The listing below should be printed exactly, every line of it. Skip the pictures.

[Dataset records on visual material]
╭──

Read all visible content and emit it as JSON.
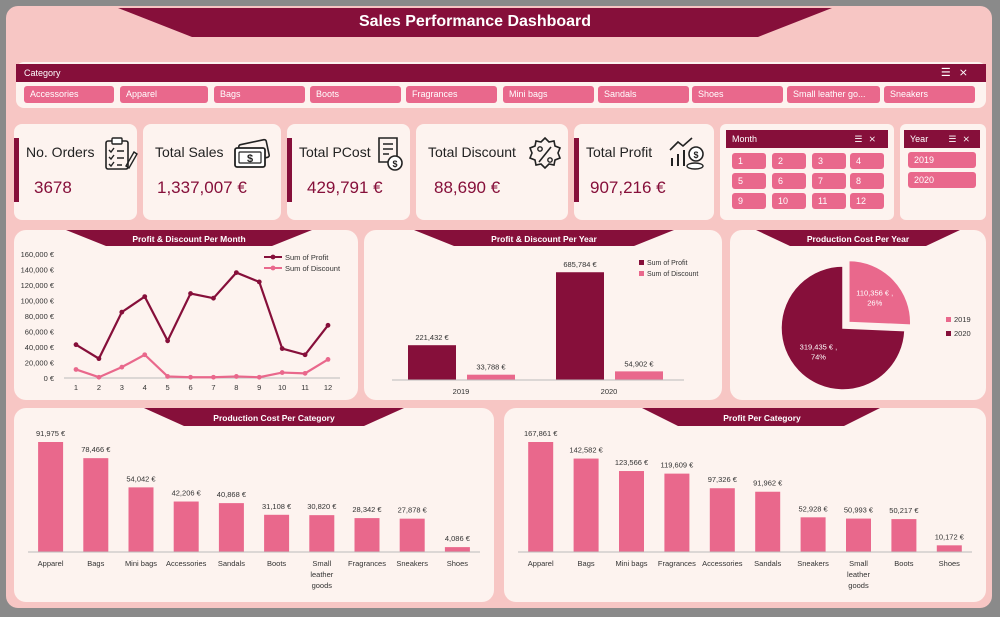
{
  "title": "Sales Performance Dashboard",
  "colors": {
    "dark": "#860f3a",
    "pink": "#e9688c",
    "bg": "#f7c6c4",
    "panel": "#fdf3ef"
  },
  "category_slicer": {
    "label": "Category",
    "items": [
      "Accessories",
      "Apparel",
      "Bags",
      "Boots",
      "Fragrances",
      "Mini bags",
      "Sandals",
      "Shoes",
      "Small leather go...",
      "Sneakers"
    ]
  },
  "kpis": [
    {
      "label": "No. Orders",
      "value": "3678",
      "icon": "clipboard-checklist-icon"
    },
    {
      "label": "Total Sales",
      "value": "1,337,007  €",
      "icon": "money-bill-icon"
    },
    {
      "label": "Total PCost",
      "value": "429,791  €",
      "icon": "invoice-coin-icon"
    },
    {
      "label": "Total Discount",
      "value": "88,690  €",
      "icon": "discount-badge-icon"
    },
    {
      "label": "Total Profit",
      "value": "907,216  €",
      "icon": "profit-coins-icon"
    }
  ],
  "month_slicer": {
    "label": "Month",
    "items": [
      "1",
      "2",
      "3",
      "4",
      "5",
      "6",
      "7",
      "8",
      "9",
      "10",
      "11",
      "12"
    ]
  },
  "year_slicer": {
    "label": "Year",
    "items": [
      "2019",
      "2020"
    ]
  },
  "chart_data": [
    {
      "type": "line",
      "title": "Profit & Discount  Per Month",
      "x": [
        "1",
        "2",
        "3",
        "4",
        "5",
        "6",
        "7",
        "8",
        "9",
        "10",
        "11",
        "12"
      ],
      "series": [
        {
          "name": "Sum of Profit",
          "values": [
            43000,
            25000,
            85000,
            105000,
            48000,
            109000,
            103000,
            136000,
            124000,
            38000,
            30000,
            68000
          ],
          "color": "#860f3a"
        },
        {
          "name": "Sum of Discount",
          "values": [
            11000,
            1000,
            14000,
            30000,
            2000,
            1000,
            1000,
            2000,
            1000,
            7000,
            6000,
            24000
          ],
          "color": "#e9688c"
        }
      ],
      "yticks": [
        "0 €",
        "20,000 €",
        "40,000 €",
        "60,000 €",
        "80,000 €",
        "100,000 €",
        "120,000 €",
        "140,000 €",
        "160,000 €"
      ],
      "ylim": [
        0,
        160000
      ],
      "legend": "top-right"
    },
    {
      "type": "bar",
      "title": "Profit & Discount  Per Year",
      "categories": [
        "2019",
        "2020"
      ],
      "series": [
        {
          "name": "Sum of Profit",
          "values": [
            221432,
            685784
          ],
          "labels": [
            "221,432 €",
            "685,784 €"
          ],
          "color": "#860f3a"
        },
        {
          "name": "Sum of Discount",
          "values": [
            33788,
            54902
          ],
          "labels": [
            "33,788 €",
            "54,902 €"
          ],
          "color": "#e9688c"
        }
      ],
      "legend": "top-right"
    },
    {
      "type": "pie",
      "title": "Production Cost Per Year",
      "labels": [
        "2019",
        "2020"
      ],
      "values": [
        110356,
        319435
      ],
      "slice_labels": [
        "110,356 € ,\n26%",
        "319,435 € ,\n74%"
      ],
      "colors": [
        "#e9688c",
        "#860f3a"
      ],
      "legend": "right"
    },
    {
      "type": "bar",
      "title": "Production Cost Per Category",
      "categories": [
        "Apparel",
        "Bags",
        "Mini bags",
        "Accessories",
        "Sandals",
        "Boots",
        "Small leather goods",
        "Fragrances",
        "Sneakers",
        "Shoes"
      ],
      "values": [
        91975,
        78466,
        54042,
        42206,
        40868,
        31108,
        30820,
        28342,
        27878,
        4086
      ],
      "labels": [
        "91,975 €",
        "78,466 €",
        "54,042 €",
        "42,206 €",
        "40,868 €",
        "31,108 €",
        "30,820 €",
        "28,342 €",
        "27,878 €",
        "4,086 €"
      ],
      "color": "#e9688c"
    },
    {
      "type": "bar",
      "title": "Profit Per Category",
      "categories": [
        "Apparel",
        "Bags",
        "Mini bags",
        "Fragrances",
        "Accessories",
        "Sandals",
        "Sneakers",
        "Small leather goods",
        "Boots",
        "Shoes"
      ],
      "values": [
        167861,
        142582,
        123566,
        119609,
        97326,
        91962,
        52928,
        50993,
        50217,
        10172
      ],
      "labels": [
        "167,861 €",
        "142,582 €",
        "123,566 €",
        "119,609 €",
        "97,326 €",
        "91,962 €",
        "52,928 €",
        "50,993 €",
        "50,217 €",
        "10,172 €"
      ],
      "color": "#e9688c"
    }
  ]
}
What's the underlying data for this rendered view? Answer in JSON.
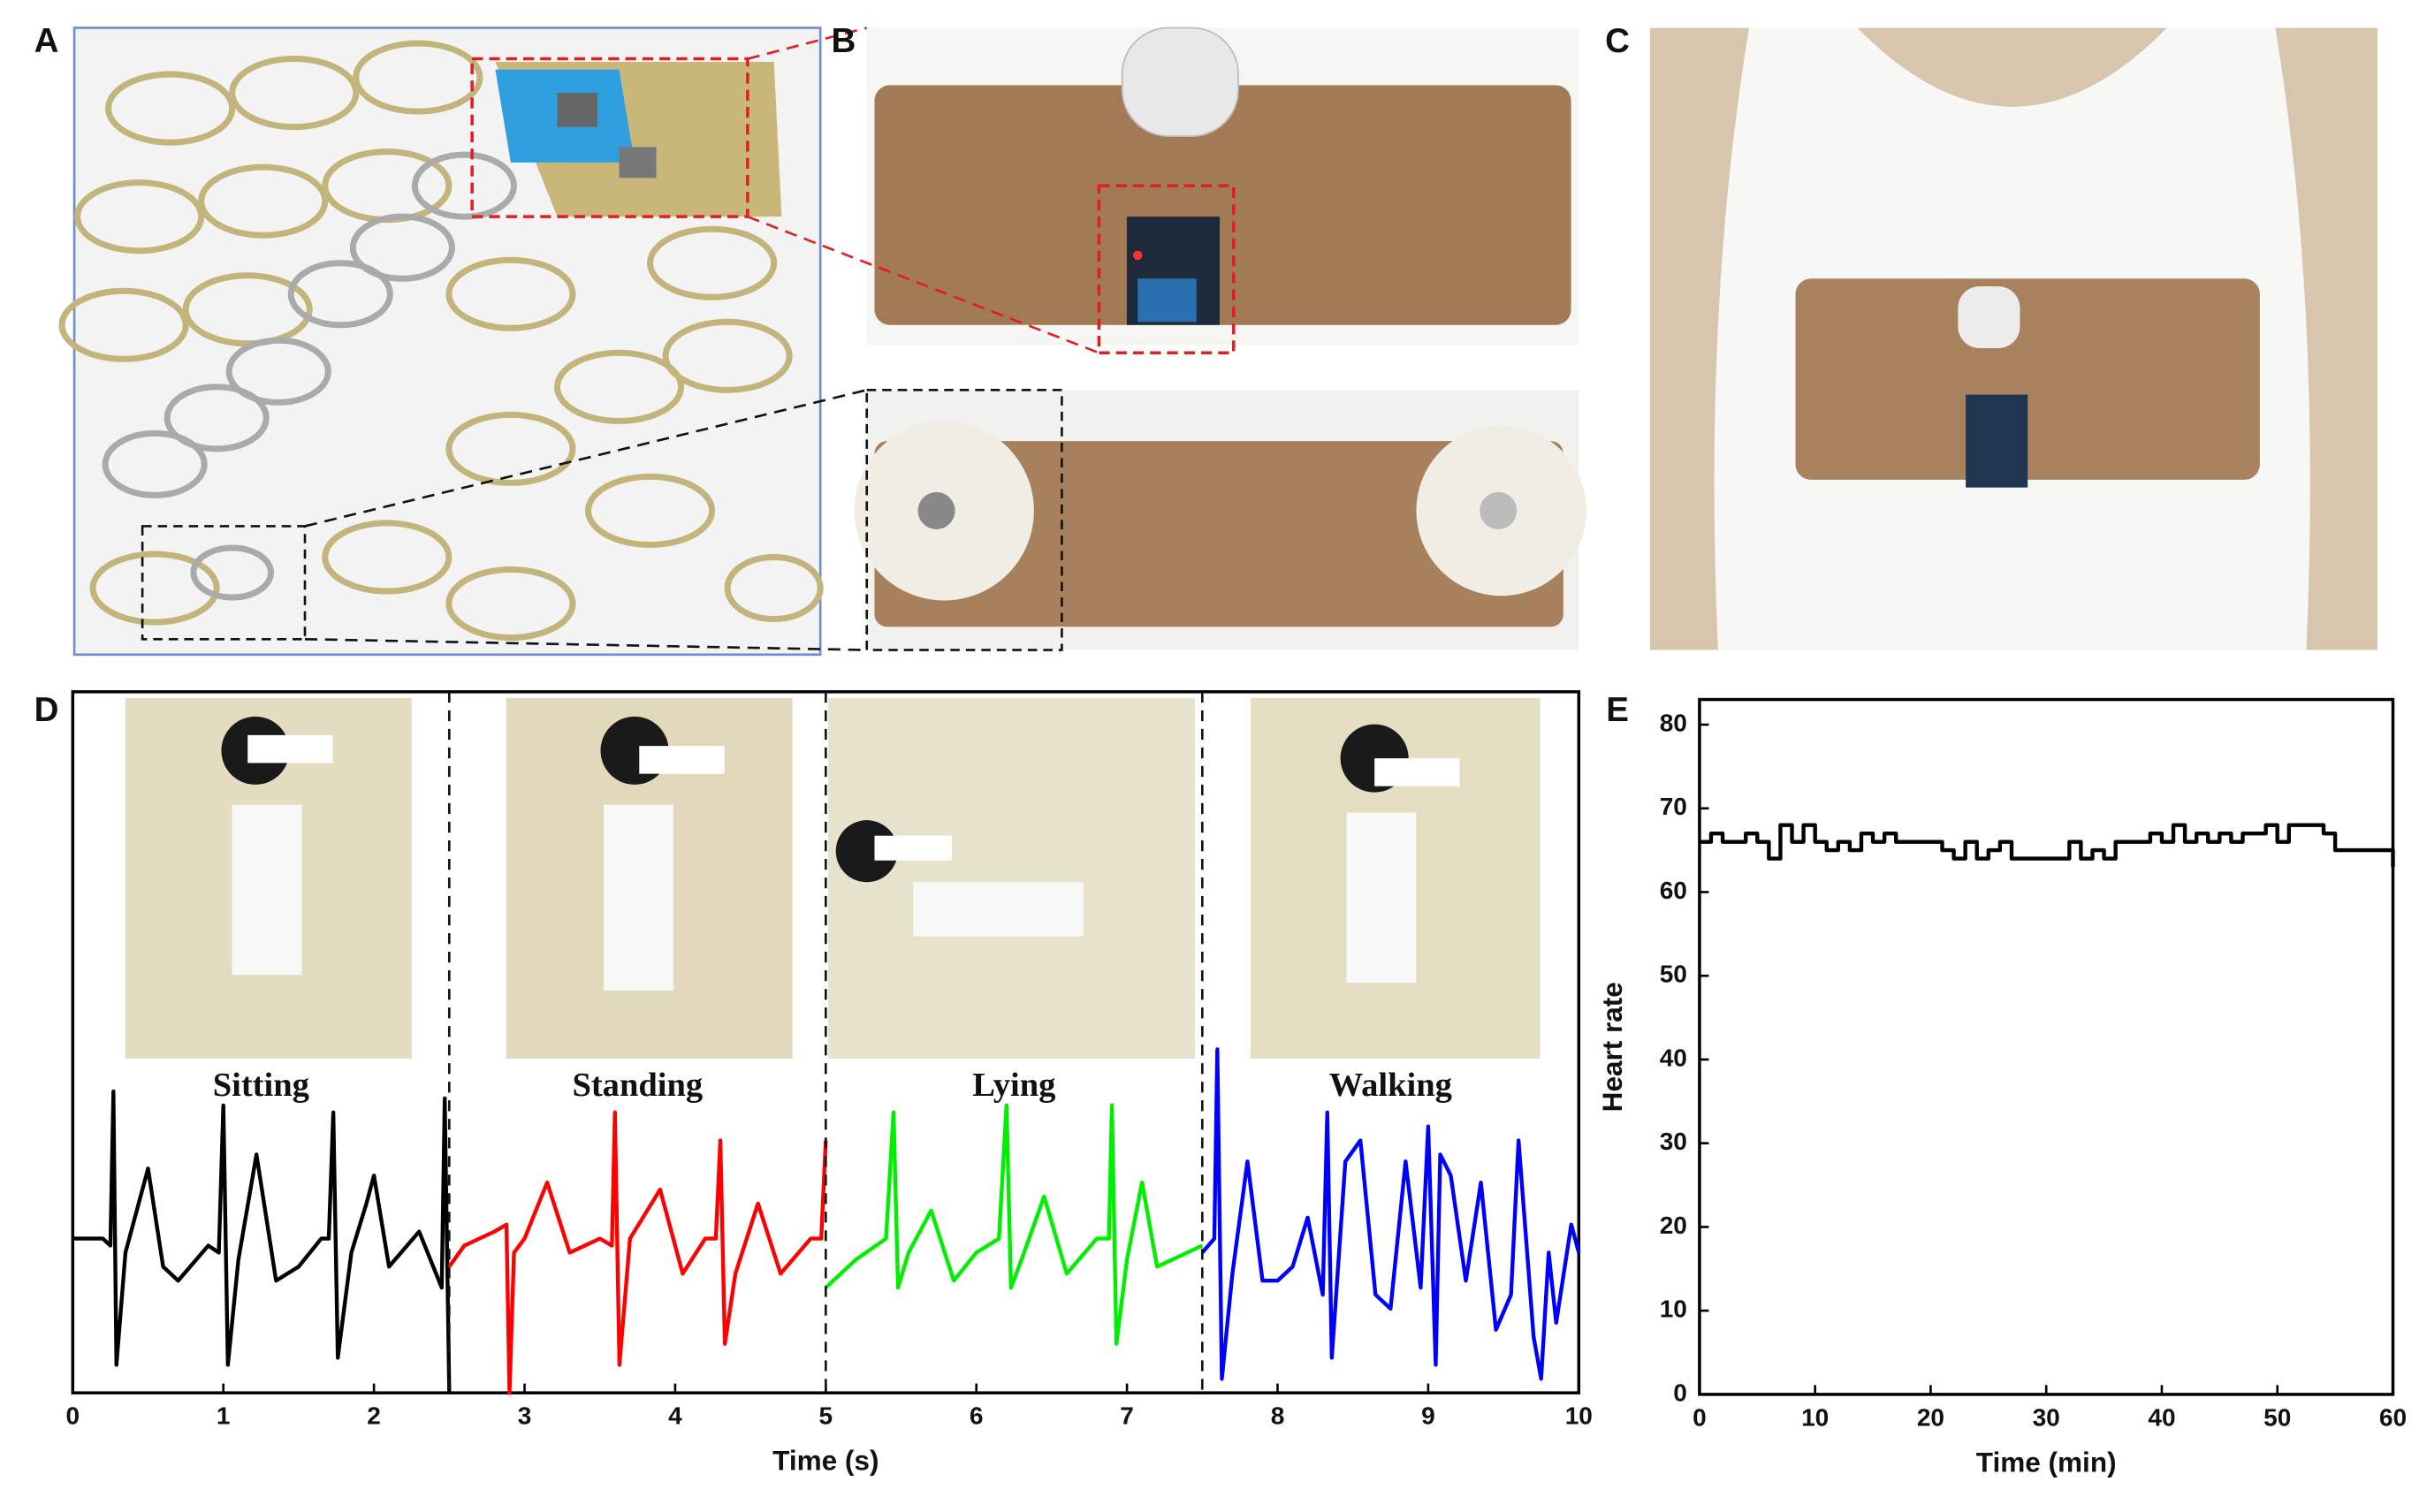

╰──

Answer for the task.
Read all visible content and emit it as JSON.
{
  "title": "Sales Performance Dashboard",
  "colors": {
    "dark": "#860f3a",
    "pink": "#e9688c",
    "bg": "#f7c6c4",
    "panel": "#fdf3ef"
  },
  "category_slicer": {
    "label": "Category",
    "items": [
      "Accessories",
      "Apparel",
      "Bags",
      "Boots",
      "Fragrances",
      "Mini bags",
      "Sandals",
      "Shoes",
      "Small leather go...",
      "Sneakers"
    ]
  },
  "kpis": [
    {
      "label": "No. Orders",
      "value": "3678",
      "icon": "clipboard-checklist-icon"
    },
    {
      "label": "Total Sales",
      "value": "1,337,007  €",
      "icon": "money-bill-icon"
    },
    {
      "label": "Total PCost",
      "value": "429,791  €",
      "icon": "invoice-coin-icon"
    },
    {
      "label": "Total Discount",
      "value": "88,690  €",
      "icon": "discount-badge-icon"
    },
    {
      "label": "Total Profit",
      "value": "907,216  €",
      "icon": "profit-coins-icon"
    }
  ],
  "month_slicer": {
    "label": "Month",
    "items": [
      "1",
      "2",
      "3",
      "4",
      "5",
      "6",
      "7",
      "8",
      "9",
      "10",
      "11",
      "12"
    ]
  },
  "year_slicer": {
    "label": "Year",
    "items": [
      "2019",
      "2020"
    ]
  },
  "chart_data": [
    {
      "type": "line",
      "title": "Profit & Discount  Per Month",
      "x": [
        "1",
        "2",
        "3",
        "4",
        "5",
        "6",
        "7",
        "8",
        "9",
        "10",
        "11",
        "12"
      ],
      "series": [
        {
          "name": "Sum of Profit",
          "values": [
            43000,
            25000,
            85000,
            105000,
            48000,
            109000,
            103000,
            136000,
            124000,
            38000,
            30000,
            68000
          ],
          "color": "#860f3a"
        },
        {
          "name": "Sum of Discount",
          "values": [
            11000,
            1000,
            14000,
            30000,
            2000,
            1000,
            1000,
            2000,
            1000,
            7000,
            6000,
            24000
          ],
          "color": "#e9688c"
        }
      ],
      "yticks": [
        "0 €",
        "20,000 €",
        "40,000 €",
        "60,000 €",
        "80,000 €",
        "100,000 €",
        "120,000 €",
        "140,000 €",
        "160,000 €"
      ],
      "ylim": [
        0,
        160000
      ],
      "legend": "top-right"
    },
    {
      "type": "bar",
      "title": "Profit & Discount  Per Year",
      "categories": [
        "2019",
        "2020"
      ],
      "series": [
        {
          "name": "Sum of Profit",
          "values": [
            221432,
            685784
          ],
          "labels": [
            "221,432 €",
            "685,784 €"
          ],
          "color": "#860f3a"
        },
        {
          "name": "Sum of Discount",
          "values": [
            33788,
            54902
          ],
          "labels": [
            "33,788 €",
            "54,902 €"
          ],
          "color": "#e9688c"
        }
      ],
      "legend": "top-right"
    },
    {
      "type": "pie",
      "title": "Production Cost Per Year",
      "labels": [
        "2019",
        "2020"
      ],
      "values": [
        110356,
        319435
      ],
      "slice_labels": [
        "110,356 € ,\n26%",
        "319,435 € ,\n74%"
      ],
      "colors": [
        "#e9688c",
        "#860f3a"
      ],
      "legend": "right"
    },
    {
      "type": "bar",
      "title": "Production Cost Per Category",
      "categories": [
        "Apparel",
        "Bags",
        "Mini bags",
        "Accessories",
        "Sandals",
        "Boots",
        "Small leather goods",
        "Fragrances",
        "Sneakers",
        "Shoes"
      ],
      "values": [
        91975,
        78466,
        54042,
        42206,
        40868,
        31108,
        30820,
        28342,
        27878,
        4086
      ],
      "labels": [
        "91,975 €",
        "78,466 €",
        "54,042 €",
        "42,206 €",
        "40,868 €",
        "31,108 €",
        "30,820 €",
        "28,342 €",
        "27,878 €",
        "4,086 €"
      ],
      "color": "#e9688c"
    },
    {
      "type": "bar",
      "title": "Profit Per Category",
      "categories": [
        "Apparel",
        "Bags",
        "Mini bags",
        "Fragrances",
        "Accessories",
        "Sandals",
        "Sneakers",
        "Small leather goods",
        "Boots",
        "Shoes"
      ],
      "values": [
        167861,
        142582,
        123566,
        119609,
        97326,
        91962,
        52928,
        50993,
        50217,
        10172
      ],
      "labels": [
        "167,861 €",
        "142,582 €",
        "123,566 €",
        "119,609 €",
        "97,326 €",
        "91,962 €",
        "52,928 €",
        "50,993 €",
        "50,217 €",
        "10,172 €"
      ],
      "color": "#e9688c"
    }
  ]
}
What's the underlying data for this rendered view? Answer in JSON.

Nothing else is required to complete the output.